◆ **Goal**: Can you restate the records below word for word?

Dataset records:
— begin —

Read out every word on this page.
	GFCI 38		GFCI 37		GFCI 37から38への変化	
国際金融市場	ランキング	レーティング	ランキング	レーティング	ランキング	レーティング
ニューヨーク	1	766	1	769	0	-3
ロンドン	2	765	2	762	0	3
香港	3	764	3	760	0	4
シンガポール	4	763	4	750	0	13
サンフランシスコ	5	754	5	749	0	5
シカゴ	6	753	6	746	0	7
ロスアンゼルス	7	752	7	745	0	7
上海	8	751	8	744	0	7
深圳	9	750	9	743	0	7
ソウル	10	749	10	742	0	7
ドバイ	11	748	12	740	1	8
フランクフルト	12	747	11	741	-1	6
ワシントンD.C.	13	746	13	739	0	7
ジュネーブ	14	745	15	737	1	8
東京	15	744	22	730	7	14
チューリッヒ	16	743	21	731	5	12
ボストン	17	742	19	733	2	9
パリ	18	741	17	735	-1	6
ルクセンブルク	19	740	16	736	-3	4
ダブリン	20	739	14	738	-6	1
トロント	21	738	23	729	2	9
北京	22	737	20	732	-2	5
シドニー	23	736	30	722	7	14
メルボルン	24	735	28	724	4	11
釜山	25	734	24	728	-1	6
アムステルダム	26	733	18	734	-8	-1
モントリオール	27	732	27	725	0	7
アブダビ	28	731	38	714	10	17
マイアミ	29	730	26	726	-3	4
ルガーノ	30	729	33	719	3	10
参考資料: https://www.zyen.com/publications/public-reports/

— end —

◆ **Solved exercise**:
Read out every word on this page.
	GFCI 38		GFCI 37		GFCI 37から38への変化	
国際金融市場	ランキング	レーティング	ランキング	レーティング	ランキング	レーティング
ニューヨーク	1	766	1	769	0	-3
ロンドン	2	765	2	762	0	3
香港	3	764	3	760	0	4
シンガポール	4	763	4	750	0	13
サンフランシスコ	5	754	5	749	0	5
シカゴ	6	753	6	746	0	7
ロスアンゼルス	7	752	7	745	0	7
上海	8	751	8	744	0	7
深圳	9	750	9	743	0	7
ソウル	10	749	10	742	0	7
ドバイ	11	748	12	740	1	8
フランクフルト	12	747	11	741	-1	6
ワシントンD.C.	13	746	13	739	0	7
ジュネーブ	14	745	15	737	1	8
東京	15	744	22	730	7	14
チューリッヒ	16	743	21	731	5	12
ボストン	17	742	19	733	2	9
パリ	18	741	17	735	-1	6
ルクセンブルク	19	740	16	736	-3	4
ダブリン	20	739	14	738	-6	1
トロント	21	738	23	729	2	9
北京	22	737	20	732	-2	5
シドニー	23	736	30	722	7	14
メルボルン	24	735	28	724	4	11
釜山	25	734	24	728	-1	6
アムステルダム	26	733	18	734	-8	-1
モントリオール	27	732	27	725	0	7
アブダビ	28	731	38	714	10	17
マイアミ	29	730	26	726	-3	4
ルガーノ	30	729	33	719	3	10
参考資料: https://www.zyen.com/publications/public-reports/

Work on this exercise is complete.